#### 提示文
++++
ハイテク産業は、新経済成長ポイント
国務院新聞弁公室の趙啓正主任は最近、北京で内外記者会見を行い、朱麗蘭科学技術部部長、程安東陝西省省長、孟学農北京市副市長、陳良宇上海市副市長、李子彬深せん市市長などを招請して、中国のハイテク産業の発展状況および上記の四つの省・直轄市の経済発展に対する役割について語ってもらった。
高成長を保つ
朱麗蘭部長は次のように語った。現在、中国のハイテク産業開発区(以下、ハイテク区と略称)は、外部の発展環境が良好であるばかりでなく、発展テンポそのものもずっと高成長の勢いを保っている。技術・工業・貿易の収入は年間三〇%以上伸びている。電子情報、新素材、バイオテクノロジー、光学・機械・電子の一体化、新エネルギーと環境保全の分野では、ハイテク区は中国のハイテク発展の重要な基地になっており、こうした基地は今後の中国経済構造の最適化をめざす調整にプラスの役割をもたらすだろう。
一九九九年に五十三の国家ハイテク区が技術・工業・貿易の収入を前年比三五・七%増の六千五百六十億元計上し、総生産額は五千六百六十億元に達し、前年より三〇・六%伸び、利潤を三百五十六億元計上し、納税額は二百七十五億元に達し、輸出による外貨獲得額は百六億ドルに達した。一九九九年、国家ハイテク区の新設企業は二千余社となり、区内の企業は一万七千九百余社に達し、そのうち、生産額が一億元以上に達した企業は八百社で、前年より百二十二社増えた。
++++
#### データ欄
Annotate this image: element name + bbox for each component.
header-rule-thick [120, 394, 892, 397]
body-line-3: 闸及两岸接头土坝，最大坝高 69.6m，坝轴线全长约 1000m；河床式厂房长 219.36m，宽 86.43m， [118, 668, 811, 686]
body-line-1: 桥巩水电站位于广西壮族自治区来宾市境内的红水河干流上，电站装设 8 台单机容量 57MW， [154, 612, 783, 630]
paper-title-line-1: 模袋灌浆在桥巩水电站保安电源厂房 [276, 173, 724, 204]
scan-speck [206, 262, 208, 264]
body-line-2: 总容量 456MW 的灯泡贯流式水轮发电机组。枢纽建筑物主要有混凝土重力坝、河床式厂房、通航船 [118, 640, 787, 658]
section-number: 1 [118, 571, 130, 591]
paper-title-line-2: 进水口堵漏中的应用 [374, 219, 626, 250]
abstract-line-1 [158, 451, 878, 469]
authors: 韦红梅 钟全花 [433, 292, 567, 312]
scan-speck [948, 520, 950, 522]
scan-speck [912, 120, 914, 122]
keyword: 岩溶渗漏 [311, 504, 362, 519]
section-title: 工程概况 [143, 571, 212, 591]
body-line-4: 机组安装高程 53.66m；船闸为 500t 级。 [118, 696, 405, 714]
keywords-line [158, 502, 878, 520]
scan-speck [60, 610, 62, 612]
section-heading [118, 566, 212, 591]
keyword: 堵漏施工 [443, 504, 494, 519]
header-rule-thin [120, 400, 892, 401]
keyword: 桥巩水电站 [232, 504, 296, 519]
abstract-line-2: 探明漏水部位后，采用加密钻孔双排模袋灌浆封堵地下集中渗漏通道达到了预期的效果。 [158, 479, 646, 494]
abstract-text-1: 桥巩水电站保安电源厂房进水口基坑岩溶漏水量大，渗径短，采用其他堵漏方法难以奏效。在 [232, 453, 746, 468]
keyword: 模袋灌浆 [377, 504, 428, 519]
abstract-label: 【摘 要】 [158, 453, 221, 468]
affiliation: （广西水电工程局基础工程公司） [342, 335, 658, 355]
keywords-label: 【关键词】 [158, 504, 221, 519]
++++
#### 依頼内容 A
中国のハイテク産業を扱う提示文をもとに、次の問いに答えてください。
(i) 記者会見を行ったのは誰ですか。
(ii) ハイテク区の技術・工業・貿易の収入は、年間何%以上伸びていると述べられていますか。
(iii) 一九九九年、国家ハイテク区の輸出による外貨獲得額はいくらでしたか。
#### 依頼内容 B
中国のハイテク産業を扱う提示文を、最後の文に続けて書き継いでください。
一覧は提示文とは関係がありません。

#### 演習結果 A
(i) 国務院新聞弁公室の趙啓正主任です。
(ii) 三〇%以上です。
(iii) 百六億ドルです。

#### 演習結果 B
昨年八月、全国技術革新会議が開かれた。それは中国が市場経済の要請に基づいて国と区域の革新体系を構築する新しい段階を迎えていることを意味している。科学技術部はハイテク区の発展を指導し、科学研究機構の企業への転換を促し、ハイテク企業の設立を奨励し、科学技術型の中小企業の革新基金を組織、管理し、創業サービス・センターの発展を促し、ハイテク製品の輸出基地の建設を速め、ベンチャー投資を促進するなどの面で重要な進展を見せた。
――科学技術部は「ハイテク産業開発区発展の加速に関するいくつかの意見」を制定、実施し、「国家ハイテク区評価指標システム」を制定し、また、関係部門とともに開発型の科学研究機構の企業への転換を共同で促し、科学技術要員がハイテク企業を設立し、さまざまな民営科学技術企業を発展させることを奨励している。
――科学技術部はまた科学技術型の中小企業の革新基金管理の作業を実施した。一九九九年六月から二〇〇〇年一月までに、すでに申し込まれたプロジェクトは三千三百三十一件に達し、そのうち、評価・審査にパスし、落札したプロジェクトは千六百六十件あり、科学技術部、財政部の批准を受けたプロジェクトは六百七件で、サポート金額は七億五千万元に達した。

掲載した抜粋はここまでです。